### Task statement
Look for "description" in each line of the entries, and return the matching lines.

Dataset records
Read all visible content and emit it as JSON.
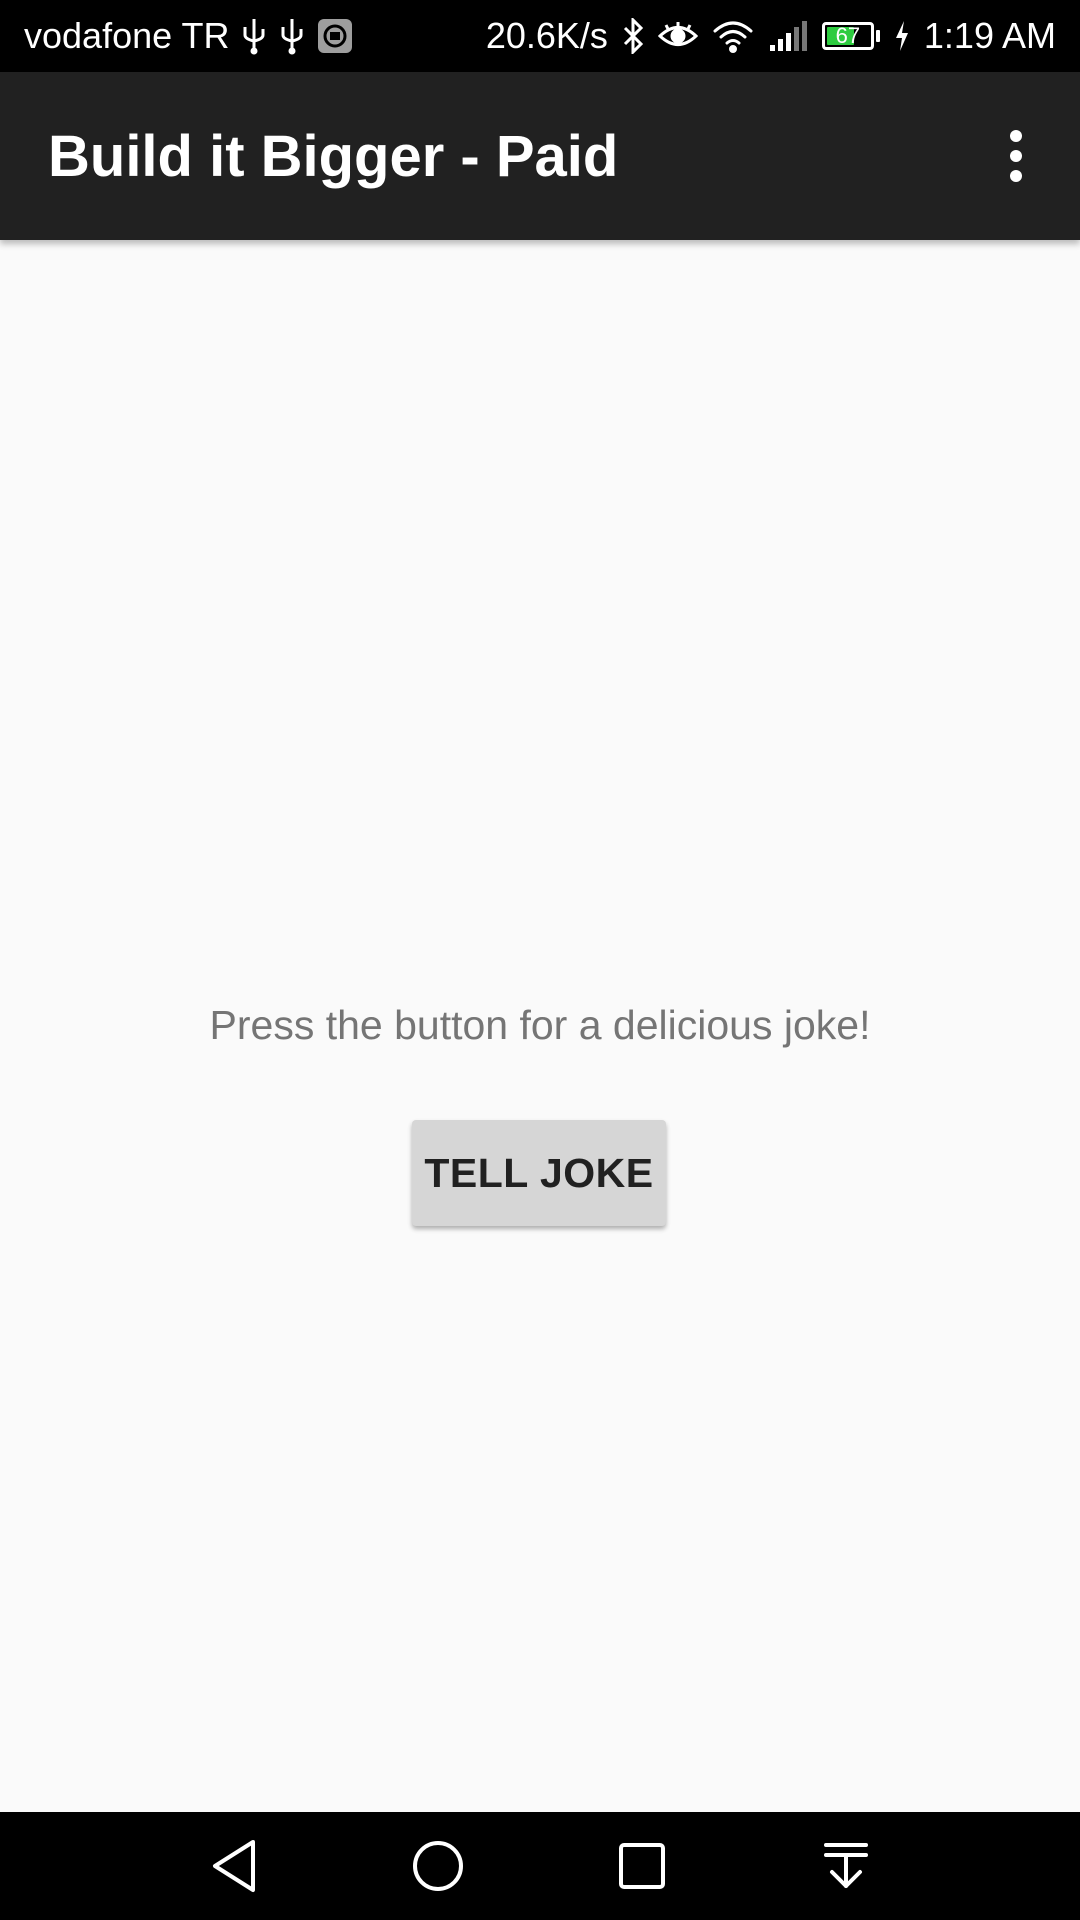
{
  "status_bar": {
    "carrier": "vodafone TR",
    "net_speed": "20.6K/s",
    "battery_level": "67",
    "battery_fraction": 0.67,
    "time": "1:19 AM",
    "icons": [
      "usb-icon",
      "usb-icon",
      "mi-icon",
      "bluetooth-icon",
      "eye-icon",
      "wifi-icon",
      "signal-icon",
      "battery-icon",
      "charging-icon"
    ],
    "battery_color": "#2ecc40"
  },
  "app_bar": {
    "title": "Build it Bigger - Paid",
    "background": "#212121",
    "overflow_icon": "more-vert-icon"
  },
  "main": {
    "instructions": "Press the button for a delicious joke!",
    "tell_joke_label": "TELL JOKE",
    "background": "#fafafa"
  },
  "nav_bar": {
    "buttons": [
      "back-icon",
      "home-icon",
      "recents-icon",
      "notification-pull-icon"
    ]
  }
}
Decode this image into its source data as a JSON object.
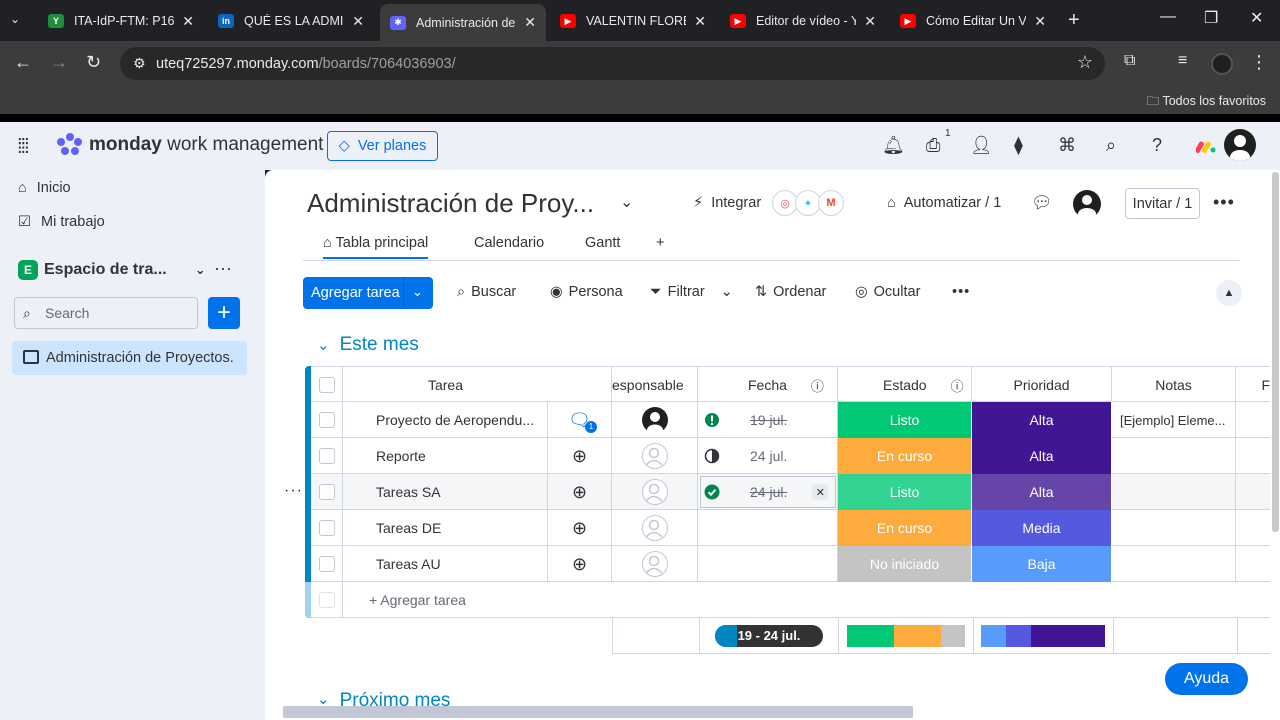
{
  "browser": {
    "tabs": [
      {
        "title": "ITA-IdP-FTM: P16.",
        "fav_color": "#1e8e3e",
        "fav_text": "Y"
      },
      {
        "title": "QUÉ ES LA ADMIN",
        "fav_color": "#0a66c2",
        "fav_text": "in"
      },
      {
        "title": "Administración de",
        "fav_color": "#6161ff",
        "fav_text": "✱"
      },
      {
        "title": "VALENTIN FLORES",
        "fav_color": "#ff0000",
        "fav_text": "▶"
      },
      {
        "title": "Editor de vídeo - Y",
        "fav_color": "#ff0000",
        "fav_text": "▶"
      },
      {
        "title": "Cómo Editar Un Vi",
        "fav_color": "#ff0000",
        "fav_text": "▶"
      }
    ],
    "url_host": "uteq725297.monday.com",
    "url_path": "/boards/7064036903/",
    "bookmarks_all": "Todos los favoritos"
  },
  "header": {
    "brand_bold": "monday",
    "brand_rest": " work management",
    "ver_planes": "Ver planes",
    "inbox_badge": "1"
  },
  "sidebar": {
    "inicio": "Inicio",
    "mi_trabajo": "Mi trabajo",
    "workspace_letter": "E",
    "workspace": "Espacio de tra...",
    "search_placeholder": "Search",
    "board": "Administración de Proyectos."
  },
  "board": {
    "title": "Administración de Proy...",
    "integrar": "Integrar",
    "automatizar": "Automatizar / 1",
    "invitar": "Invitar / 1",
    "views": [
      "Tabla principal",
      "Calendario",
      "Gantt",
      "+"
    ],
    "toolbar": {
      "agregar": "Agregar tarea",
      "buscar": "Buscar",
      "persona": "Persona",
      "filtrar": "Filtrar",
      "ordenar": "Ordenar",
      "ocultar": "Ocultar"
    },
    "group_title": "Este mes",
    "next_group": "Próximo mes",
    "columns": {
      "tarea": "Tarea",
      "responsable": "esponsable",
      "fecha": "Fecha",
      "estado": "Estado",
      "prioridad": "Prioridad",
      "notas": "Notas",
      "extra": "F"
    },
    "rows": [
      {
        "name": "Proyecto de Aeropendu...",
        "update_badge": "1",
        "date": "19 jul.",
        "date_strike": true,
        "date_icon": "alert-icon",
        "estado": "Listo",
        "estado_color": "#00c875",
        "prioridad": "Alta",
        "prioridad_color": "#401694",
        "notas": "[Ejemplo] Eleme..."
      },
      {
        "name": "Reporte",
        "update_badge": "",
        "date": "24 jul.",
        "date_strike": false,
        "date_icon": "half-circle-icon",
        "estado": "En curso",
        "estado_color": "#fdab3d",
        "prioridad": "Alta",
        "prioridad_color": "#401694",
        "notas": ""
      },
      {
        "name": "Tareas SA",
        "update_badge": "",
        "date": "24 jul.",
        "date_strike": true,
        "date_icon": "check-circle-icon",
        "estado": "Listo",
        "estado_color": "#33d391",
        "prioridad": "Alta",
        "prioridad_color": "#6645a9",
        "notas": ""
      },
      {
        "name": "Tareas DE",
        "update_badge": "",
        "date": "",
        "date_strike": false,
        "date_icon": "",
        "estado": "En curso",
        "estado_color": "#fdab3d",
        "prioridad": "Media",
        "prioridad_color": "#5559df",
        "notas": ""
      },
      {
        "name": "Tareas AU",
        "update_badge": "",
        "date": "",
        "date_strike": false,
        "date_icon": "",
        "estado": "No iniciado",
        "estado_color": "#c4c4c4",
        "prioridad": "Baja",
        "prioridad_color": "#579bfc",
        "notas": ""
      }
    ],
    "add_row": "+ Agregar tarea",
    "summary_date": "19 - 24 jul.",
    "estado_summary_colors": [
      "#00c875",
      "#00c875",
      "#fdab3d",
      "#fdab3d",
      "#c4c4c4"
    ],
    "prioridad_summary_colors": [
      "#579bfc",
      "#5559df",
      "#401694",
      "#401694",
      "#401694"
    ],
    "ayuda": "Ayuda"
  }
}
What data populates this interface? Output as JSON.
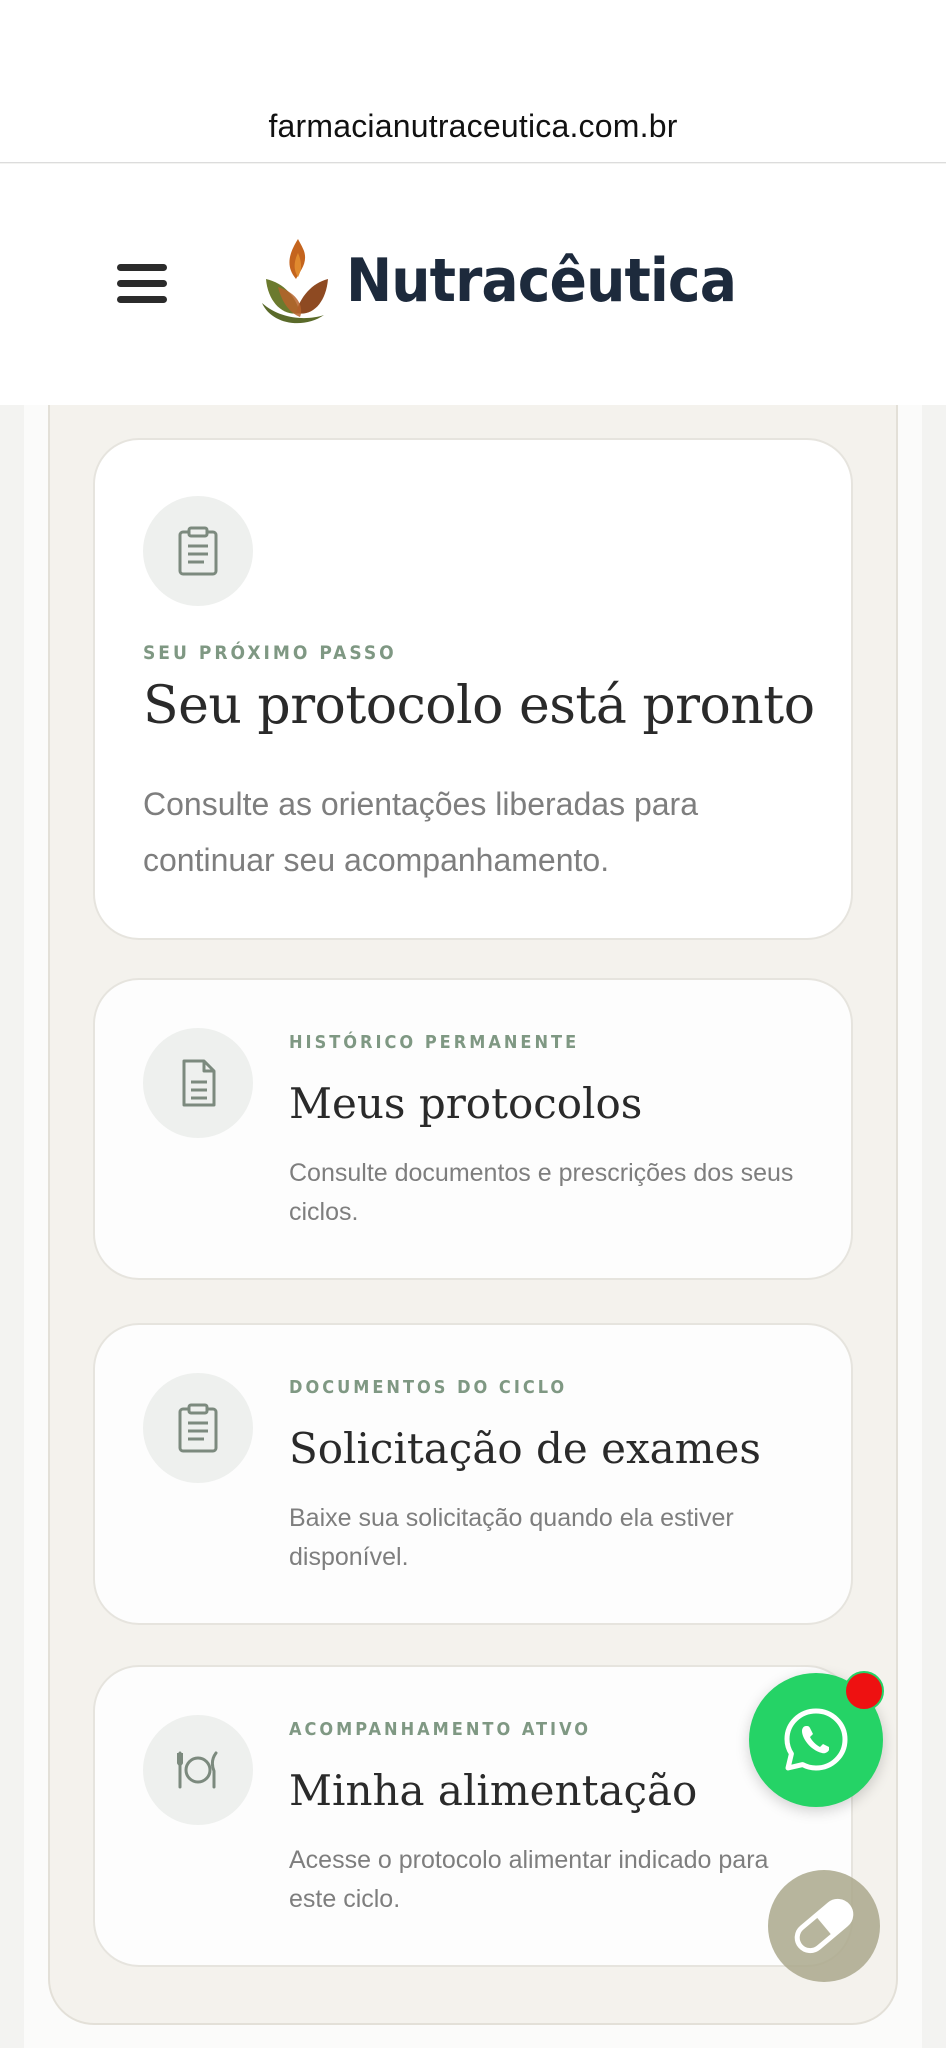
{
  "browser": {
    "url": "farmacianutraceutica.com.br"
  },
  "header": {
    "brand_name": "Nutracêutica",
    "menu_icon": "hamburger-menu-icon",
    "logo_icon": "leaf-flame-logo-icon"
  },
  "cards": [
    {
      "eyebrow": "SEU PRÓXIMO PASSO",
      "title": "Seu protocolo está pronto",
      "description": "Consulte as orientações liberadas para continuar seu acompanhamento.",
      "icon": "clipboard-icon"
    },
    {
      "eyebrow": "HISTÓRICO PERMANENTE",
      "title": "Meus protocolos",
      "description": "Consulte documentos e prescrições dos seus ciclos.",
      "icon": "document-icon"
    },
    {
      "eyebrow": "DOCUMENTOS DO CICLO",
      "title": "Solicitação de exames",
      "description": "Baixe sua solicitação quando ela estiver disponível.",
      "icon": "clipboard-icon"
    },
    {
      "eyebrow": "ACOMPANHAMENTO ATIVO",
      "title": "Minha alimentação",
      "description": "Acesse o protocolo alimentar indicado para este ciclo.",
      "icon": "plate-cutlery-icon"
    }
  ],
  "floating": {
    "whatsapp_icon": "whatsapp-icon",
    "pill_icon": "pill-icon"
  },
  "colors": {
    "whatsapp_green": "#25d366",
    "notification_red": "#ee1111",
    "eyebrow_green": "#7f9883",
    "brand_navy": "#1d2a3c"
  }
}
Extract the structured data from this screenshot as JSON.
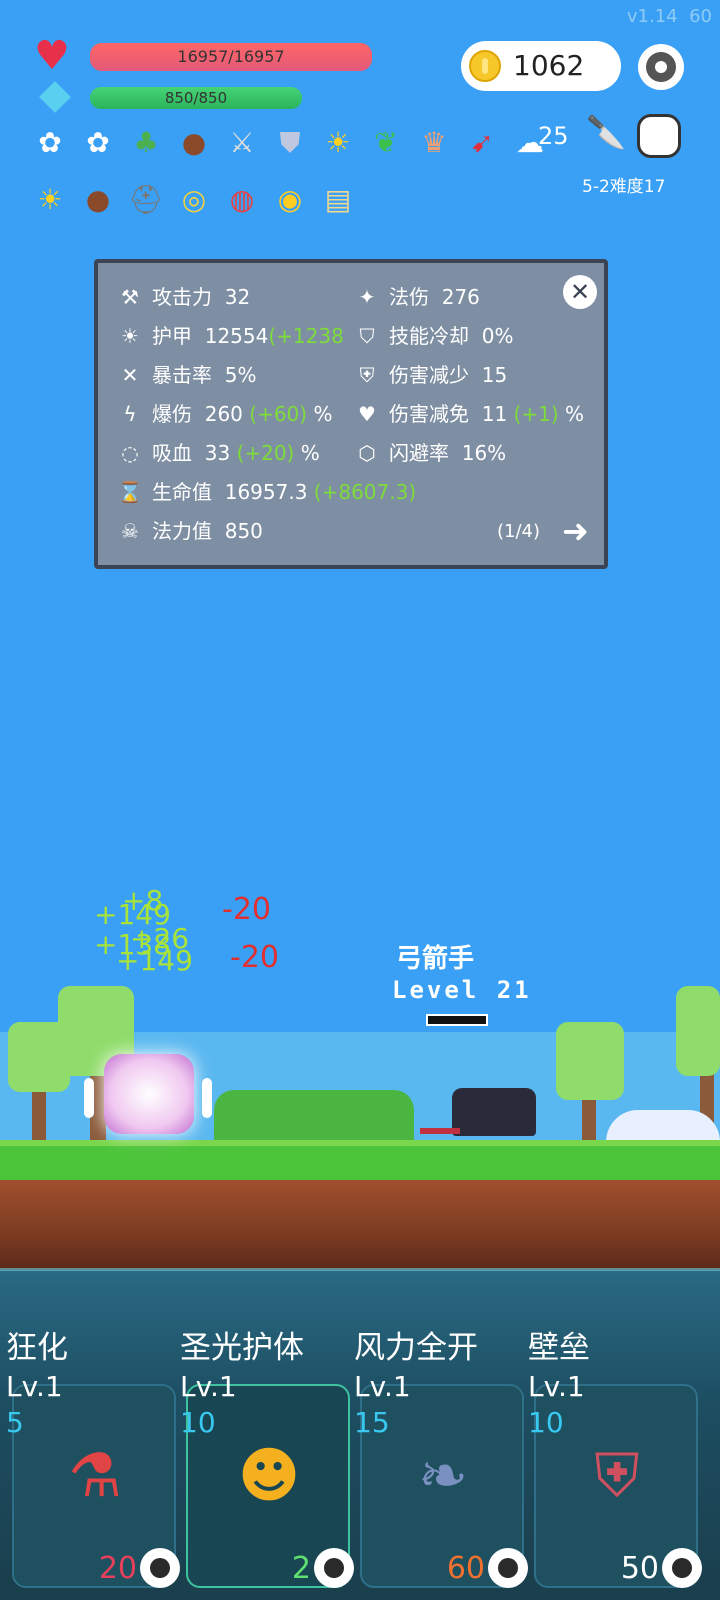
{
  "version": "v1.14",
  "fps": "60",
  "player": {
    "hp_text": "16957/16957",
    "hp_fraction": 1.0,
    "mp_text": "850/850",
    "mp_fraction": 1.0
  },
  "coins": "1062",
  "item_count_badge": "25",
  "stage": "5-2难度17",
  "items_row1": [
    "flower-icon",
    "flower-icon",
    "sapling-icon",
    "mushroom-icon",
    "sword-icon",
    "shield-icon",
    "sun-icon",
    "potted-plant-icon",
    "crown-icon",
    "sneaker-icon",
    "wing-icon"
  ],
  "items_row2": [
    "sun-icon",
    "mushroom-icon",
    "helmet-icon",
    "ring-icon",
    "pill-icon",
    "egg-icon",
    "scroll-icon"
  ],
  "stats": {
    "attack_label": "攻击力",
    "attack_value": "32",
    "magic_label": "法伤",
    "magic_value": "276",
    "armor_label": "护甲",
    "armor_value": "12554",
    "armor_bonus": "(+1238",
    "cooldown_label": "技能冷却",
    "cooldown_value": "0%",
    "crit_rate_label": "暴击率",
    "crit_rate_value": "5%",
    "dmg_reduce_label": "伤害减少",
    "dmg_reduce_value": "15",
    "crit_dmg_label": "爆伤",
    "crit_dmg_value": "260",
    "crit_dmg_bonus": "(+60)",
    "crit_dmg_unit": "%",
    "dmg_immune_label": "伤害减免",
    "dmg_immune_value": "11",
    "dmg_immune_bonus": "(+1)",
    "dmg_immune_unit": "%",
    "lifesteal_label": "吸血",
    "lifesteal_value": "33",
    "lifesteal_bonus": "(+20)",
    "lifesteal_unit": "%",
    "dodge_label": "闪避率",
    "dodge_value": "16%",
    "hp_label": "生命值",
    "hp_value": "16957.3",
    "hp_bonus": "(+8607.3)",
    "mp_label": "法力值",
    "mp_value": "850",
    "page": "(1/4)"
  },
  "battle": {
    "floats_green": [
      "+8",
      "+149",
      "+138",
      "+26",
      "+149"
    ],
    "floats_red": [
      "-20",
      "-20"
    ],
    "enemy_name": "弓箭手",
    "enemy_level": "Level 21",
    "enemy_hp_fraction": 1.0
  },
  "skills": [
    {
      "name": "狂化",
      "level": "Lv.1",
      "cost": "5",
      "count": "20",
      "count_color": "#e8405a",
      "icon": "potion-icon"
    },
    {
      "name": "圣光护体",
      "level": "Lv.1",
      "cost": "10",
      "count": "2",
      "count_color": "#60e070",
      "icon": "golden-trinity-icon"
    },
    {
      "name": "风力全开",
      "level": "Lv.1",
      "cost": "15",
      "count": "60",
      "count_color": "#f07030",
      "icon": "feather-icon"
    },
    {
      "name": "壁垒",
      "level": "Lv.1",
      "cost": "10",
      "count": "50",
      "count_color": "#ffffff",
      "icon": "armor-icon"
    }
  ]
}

### Task answer
      "description": "Consulte as orientações liberadas para continuar seu acompanhamento.",
      "description": "Consulte documentos e prescrições dos seus ciclos.",
      "description": "Baixe sua solicitação quando ela estiver disponível.",
      "description": "Acesse o protocolo alimentar indicado para este ciclo.",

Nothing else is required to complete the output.